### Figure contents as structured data
** START **
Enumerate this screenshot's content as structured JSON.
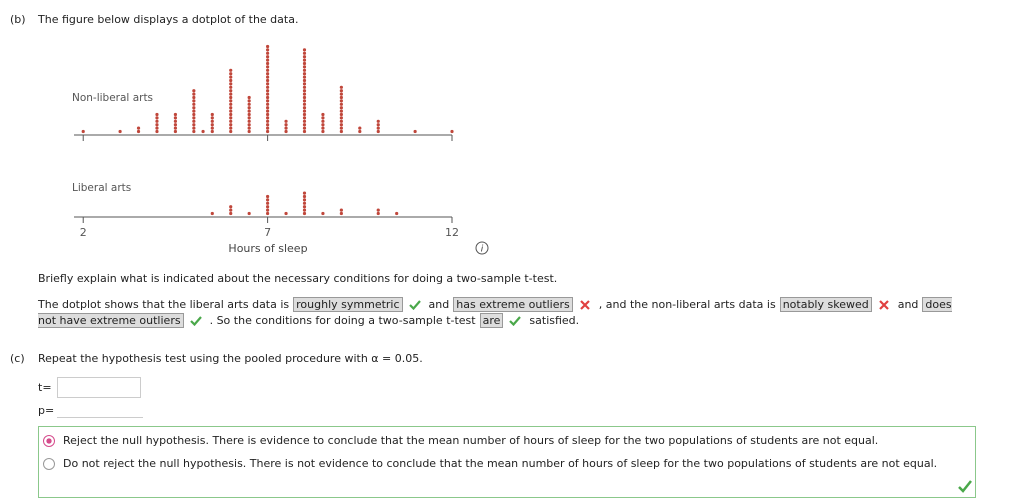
{
  "part_b": {
    "label": "(b)",
    "text": "The figure below displays a dotplot of the data.",
    "figure": {
      "type": "dotplot",
      "xlabel": "Hours of sleep",
      "xlim": [
        1.75,
        12
      ],
      "xticks": [
        2,
        7,
        12
      ],
      "color": "#c0473b",
      "series": [
        {
          "name": "Non-liberal arts",
          "x": [
            2,
            3,
            3.5,
            4,
            4.5,
            5,
            5.25,
            5.5,
            6,
            6.5,
            7,
            7.5,
            8,
            8.5,
            9,
            9.5,
            10,
            11,
            12
          ],
          "counts": [
            1,
            1,
            2,
            6,
            6,
            13,
            1,
            6,
            19,
            11,
            26,
            4,
            25,
            6,
            14,
            2,
            4,
            1,
            1
          ]
        },
        {
          "name": "Liberal arts",
          "x": [
            5.5,
            6,
            6.5,
            7,
            7.5,
            8,
            8.5,
            9,
            10,
            10.5
          ],
          "counts": [
            1,
            3,
            1,
            6,
            1,
            7,
            1,
            2,
            2,
            1
          ]
        }
      ]
    },
    "info_icon": "i",
    "question": "Briefly explain what is indicated about the necessary conditions for doing a two-sample t-test.",
    "answer": [
      "The dotplot shows that the liberal arts data is",
      "roughly symmetric",
      "and",
      "has extreme outliers",
      ", and the non-liberal arts data is",
      "notably skewed",
      "and",
      "does not have extreme outliers",
      ". So the conditions for doing a two-sample t-test",
      "are",
      "satisfied."
    ]
  },
  "part_c": {
    "label": "(c)",
    "text": "Repeat the hypothesis test using the pooled procedure with α = 0.05.",
    "t_label": "t=",
    "p_label": "p=",
    "options": [
      "Reject the null hypothesis. There is evidence to conclude that the mean number of hours of sleep for the two populations of students are not equal.",
      "Do not reject the null hypothesis. There is not evidence to conclude that the mean number of hours of sleep for the two populations of students are not equal."
    ]
  }
}
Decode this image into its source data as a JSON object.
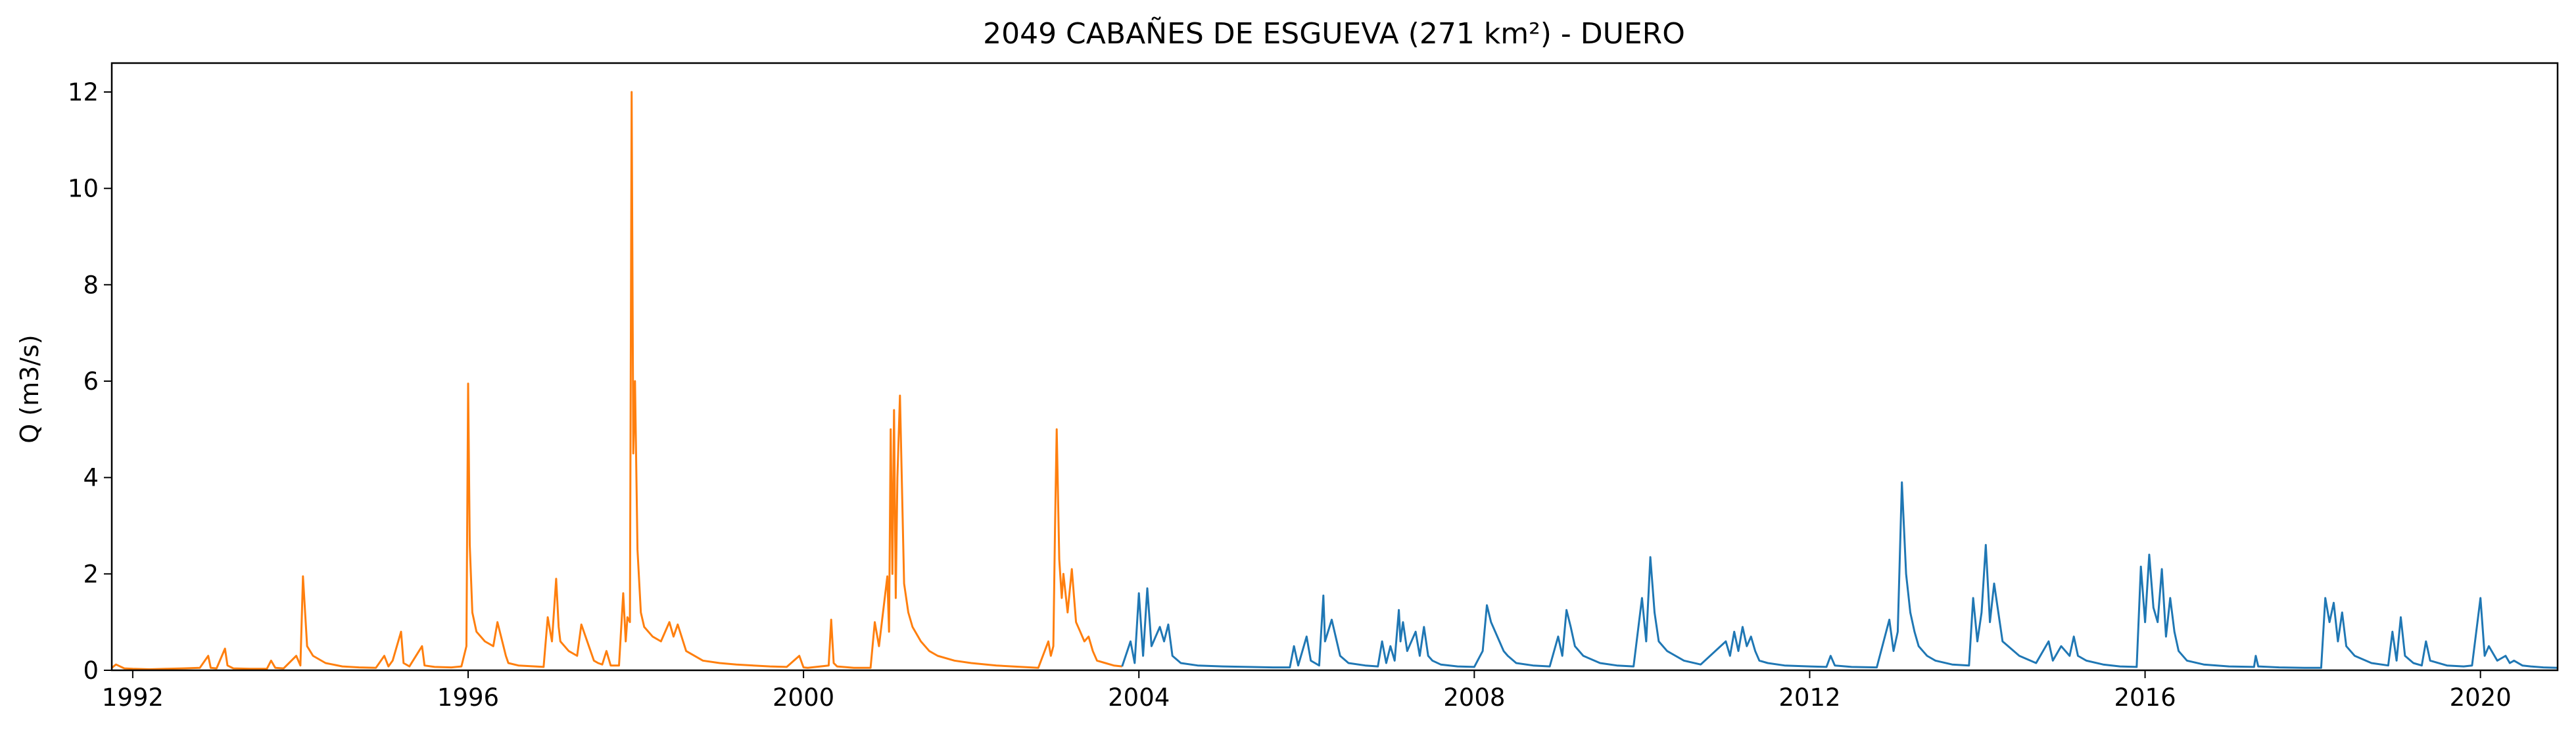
** END **
### Aim of the exercise
Reproduce every line exactly and omit all pictures.

### Complete response
Enumerate this screenshot's content as structured JSON.
{
  "part_b": {
    "label": "(b)",
    "text": "The figure below displays a dotplot of the data.",
    "figure": {
      "type": "dotplot",
      "xlabel": "Hours of sleep",
      "xlim": [
        1.75,
        12
      ],
      "xticks": [
        2,
        7,
        12
      ],
      "color": "#c0473b",
      "series": [
        {
          "name": "Non-liberal arts",
          "x": [
            2,
            3,
            3.5,
            4,
            4.5,
            5,
            5.25,
            5.5,
            6,
            6.5,
            7,
            7.5,
            8,
            8.5,
            9,
            9.5,
            10,
            11,
            12
          ],
          "counts": [
            1,
            1,
            2,
            6,
            6,
            13,
            1,
            6,
            19,
            11,
            26,
            4,
            25,
            6,
            14,
            2,
            4,
            1,
            1
          ]
        },
        {
          "name": "Liberal arts",
          "x": [
            5.5,
            6,
            6.5,
            7,
            7.5,
            8,
            8.5,
            9,
            10,
            10.5
          ],
          "counts": [
            1,
            3,
            1,
            6,
            1,
            7,
            1,
            2,
            2,
            1
          ]
        }
      ]
    },
    "info_icon": "i",
    "question": "Briefly explain what is indicated about the necessary conditions for doing a two-sample t-test.",
    "answer": [
      "The dotplot shows that the liberal arts data is",
      "roughly symmetric",
      "and",
      "has extreme outliers",
      ", and the non-liberal arts data is",
      "notably skewed",
      "and",
      "does not have extreme outliers",
      ". So the conditions for doing a two-sample t-test",
      "are",
      "satisfied."
    ]
  },
  "part_c": {
    "label": "(c)",
    "text": "Repeat the hypothesis test using the pooled procedure with α = 0.05.",
    "t_label": "t=",
    "p_label": "p=",
    "options": [
      "Reject the null hypothesis. There is evidence to conclude that the mean number of hours of sleep for the two populations of students are not equal.",
      "Do not reject the null hypothesis. There is not evidence to conclude that the mean number of hours of sleep for the two populations of students are not equal."
    ]
  }
}
Decode this image into its source data as a JSON object.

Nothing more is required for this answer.